Data records
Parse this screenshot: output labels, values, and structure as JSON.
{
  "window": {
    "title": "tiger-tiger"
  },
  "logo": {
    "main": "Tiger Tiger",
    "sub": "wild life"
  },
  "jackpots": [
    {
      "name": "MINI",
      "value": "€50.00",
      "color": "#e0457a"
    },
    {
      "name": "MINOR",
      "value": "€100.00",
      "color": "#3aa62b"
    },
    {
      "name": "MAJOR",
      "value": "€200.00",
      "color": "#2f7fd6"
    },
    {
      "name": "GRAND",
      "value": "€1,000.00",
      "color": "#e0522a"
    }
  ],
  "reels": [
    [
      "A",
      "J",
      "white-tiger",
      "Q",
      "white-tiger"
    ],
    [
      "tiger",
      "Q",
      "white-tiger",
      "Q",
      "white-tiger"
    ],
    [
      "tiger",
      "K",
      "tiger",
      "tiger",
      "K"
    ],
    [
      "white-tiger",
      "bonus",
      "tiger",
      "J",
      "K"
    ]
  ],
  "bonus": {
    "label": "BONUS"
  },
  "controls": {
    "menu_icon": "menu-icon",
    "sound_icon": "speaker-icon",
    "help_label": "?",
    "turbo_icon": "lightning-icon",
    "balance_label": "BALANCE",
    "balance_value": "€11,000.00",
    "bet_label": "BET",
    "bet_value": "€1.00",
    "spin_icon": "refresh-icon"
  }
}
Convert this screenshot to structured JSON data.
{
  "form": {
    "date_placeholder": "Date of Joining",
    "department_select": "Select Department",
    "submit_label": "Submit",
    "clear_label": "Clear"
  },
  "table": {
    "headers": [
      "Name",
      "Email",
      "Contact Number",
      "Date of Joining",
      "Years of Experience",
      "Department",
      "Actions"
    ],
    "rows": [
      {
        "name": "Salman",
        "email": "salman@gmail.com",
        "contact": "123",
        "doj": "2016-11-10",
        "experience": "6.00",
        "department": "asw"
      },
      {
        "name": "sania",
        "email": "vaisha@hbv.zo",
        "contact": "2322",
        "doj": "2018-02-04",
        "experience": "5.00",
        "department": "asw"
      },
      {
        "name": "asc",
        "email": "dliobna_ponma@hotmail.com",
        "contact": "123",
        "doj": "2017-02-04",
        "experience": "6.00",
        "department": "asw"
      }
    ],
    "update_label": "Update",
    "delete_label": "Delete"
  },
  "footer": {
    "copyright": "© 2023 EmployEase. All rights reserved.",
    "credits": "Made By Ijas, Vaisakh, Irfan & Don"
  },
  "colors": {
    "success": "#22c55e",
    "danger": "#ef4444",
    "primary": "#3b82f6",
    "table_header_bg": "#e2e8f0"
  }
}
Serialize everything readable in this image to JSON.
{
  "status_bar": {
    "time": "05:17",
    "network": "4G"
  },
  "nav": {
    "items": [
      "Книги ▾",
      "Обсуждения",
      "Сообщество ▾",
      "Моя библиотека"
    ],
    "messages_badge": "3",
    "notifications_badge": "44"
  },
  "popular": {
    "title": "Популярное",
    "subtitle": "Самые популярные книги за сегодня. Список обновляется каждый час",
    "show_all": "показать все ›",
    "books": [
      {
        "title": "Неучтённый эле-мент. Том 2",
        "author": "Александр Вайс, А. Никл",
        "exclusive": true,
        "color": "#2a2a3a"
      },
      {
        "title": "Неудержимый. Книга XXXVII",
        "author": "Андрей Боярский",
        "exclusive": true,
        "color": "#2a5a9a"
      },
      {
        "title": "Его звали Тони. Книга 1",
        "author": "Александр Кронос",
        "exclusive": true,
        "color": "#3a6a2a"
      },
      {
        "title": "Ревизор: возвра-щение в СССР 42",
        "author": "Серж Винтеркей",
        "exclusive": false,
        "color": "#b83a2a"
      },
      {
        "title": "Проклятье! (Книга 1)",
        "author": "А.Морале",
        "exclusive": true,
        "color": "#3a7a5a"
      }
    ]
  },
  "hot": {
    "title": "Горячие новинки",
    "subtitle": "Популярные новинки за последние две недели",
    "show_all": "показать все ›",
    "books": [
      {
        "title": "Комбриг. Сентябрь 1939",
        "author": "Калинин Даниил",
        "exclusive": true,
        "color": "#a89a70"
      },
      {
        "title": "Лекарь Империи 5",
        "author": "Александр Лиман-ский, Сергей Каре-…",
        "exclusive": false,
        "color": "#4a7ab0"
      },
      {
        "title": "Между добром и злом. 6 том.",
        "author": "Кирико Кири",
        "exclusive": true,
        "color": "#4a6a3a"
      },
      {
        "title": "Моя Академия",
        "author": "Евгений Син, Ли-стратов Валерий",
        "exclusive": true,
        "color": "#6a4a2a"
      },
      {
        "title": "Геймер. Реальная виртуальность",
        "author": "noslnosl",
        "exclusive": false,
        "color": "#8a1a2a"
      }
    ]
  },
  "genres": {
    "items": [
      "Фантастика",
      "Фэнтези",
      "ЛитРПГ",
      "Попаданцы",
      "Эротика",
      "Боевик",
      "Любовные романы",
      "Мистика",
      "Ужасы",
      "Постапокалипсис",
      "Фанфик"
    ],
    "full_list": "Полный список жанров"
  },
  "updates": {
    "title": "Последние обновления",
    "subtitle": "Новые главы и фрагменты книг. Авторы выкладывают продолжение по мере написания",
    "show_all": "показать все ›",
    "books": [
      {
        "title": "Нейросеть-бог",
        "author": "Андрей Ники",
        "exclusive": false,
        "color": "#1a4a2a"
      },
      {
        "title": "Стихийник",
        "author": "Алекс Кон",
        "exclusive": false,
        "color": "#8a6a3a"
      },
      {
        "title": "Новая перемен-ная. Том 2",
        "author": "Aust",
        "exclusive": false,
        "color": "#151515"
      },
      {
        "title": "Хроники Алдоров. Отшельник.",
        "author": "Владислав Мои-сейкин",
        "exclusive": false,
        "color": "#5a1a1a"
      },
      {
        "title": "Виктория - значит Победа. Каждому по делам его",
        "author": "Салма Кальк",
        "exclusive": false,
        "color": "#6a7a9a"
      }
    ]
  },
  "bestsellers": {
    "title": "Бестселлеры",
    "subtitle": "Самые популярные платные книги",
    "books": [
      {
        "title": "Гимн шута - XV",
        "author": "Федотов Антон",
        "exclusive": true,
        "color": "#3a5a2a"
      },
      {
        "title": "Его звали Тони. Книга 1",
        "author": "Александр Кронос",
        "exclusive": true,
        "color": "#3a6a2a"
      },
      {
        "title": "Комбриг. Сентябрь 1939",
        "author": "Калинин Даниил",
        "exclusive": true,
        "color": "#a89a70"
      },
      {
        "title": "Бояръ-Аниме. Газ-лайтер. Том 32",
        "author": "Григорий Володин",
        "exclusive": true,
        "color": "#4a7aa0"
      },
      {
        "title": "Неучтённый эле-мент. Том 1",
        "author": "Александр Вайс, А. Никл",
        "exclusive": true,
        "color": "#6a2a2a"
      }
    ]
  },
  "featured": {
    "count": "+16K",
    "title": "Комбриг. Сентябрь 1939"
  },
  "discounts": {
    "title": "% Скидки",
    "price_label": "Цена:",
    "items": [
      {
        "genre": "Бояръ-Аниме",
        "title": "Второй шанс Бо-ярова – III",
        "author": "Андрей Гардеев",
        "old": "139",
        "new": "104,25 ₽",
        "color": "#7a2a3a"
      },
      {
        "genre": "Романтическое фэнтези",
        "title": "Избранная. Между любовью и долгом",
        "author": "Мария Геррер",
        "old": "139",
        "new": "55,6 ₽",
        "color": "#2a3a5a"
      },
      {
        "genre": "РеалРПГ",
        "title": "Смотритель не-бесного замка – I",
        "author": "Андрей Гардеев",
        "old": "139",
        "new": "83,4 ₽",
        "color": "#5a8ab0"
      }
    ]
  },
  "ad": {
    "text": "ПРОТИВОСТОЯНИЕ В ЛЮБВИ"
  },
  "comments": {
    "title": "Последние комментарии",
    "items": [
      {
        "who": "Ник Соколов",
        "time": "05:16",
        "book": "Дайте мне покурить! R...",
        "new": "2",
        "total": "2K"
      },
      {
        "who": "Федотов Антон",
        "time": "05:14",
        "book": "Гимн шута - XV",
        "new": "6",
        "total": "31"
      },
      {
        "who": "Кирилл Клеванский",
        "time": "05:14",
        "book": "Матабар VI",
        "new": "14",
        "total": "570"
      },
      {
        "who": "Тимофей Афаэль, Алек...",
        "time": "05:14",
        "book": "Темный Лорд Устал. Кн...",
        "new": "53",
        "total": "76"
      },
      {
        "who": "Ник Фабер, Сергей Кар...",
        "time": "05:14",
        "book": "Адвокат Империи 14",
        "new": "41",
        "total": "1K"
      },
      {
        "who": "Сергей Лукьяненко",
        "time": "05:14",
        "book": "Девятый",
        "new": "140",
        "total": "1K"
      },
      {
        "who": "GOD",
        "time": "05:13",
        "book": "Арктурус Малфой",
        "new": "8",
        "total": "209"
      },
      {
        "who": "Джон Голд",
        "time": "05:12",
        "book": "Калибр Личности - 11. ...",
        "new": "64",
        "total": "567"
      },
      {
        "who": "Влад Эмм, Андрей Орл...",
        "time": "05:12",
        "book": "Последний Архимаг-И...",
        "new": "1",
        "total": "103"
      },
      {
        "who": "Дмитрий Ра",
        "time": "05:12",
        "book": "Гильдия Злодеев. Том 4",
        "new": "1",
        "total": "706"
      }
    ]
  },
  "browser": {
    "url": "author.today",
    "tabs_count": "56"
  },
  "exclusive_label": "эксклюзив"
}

Instructions to follow: Find each line with the string "Сергей" and copy it out.

Reply:
        "author": "Александр Лиман-ский, Сергей Каре-…",
        "who": "Ник Фабер, Сергей Кар...",
        "who": "Сергей Лукьяненко",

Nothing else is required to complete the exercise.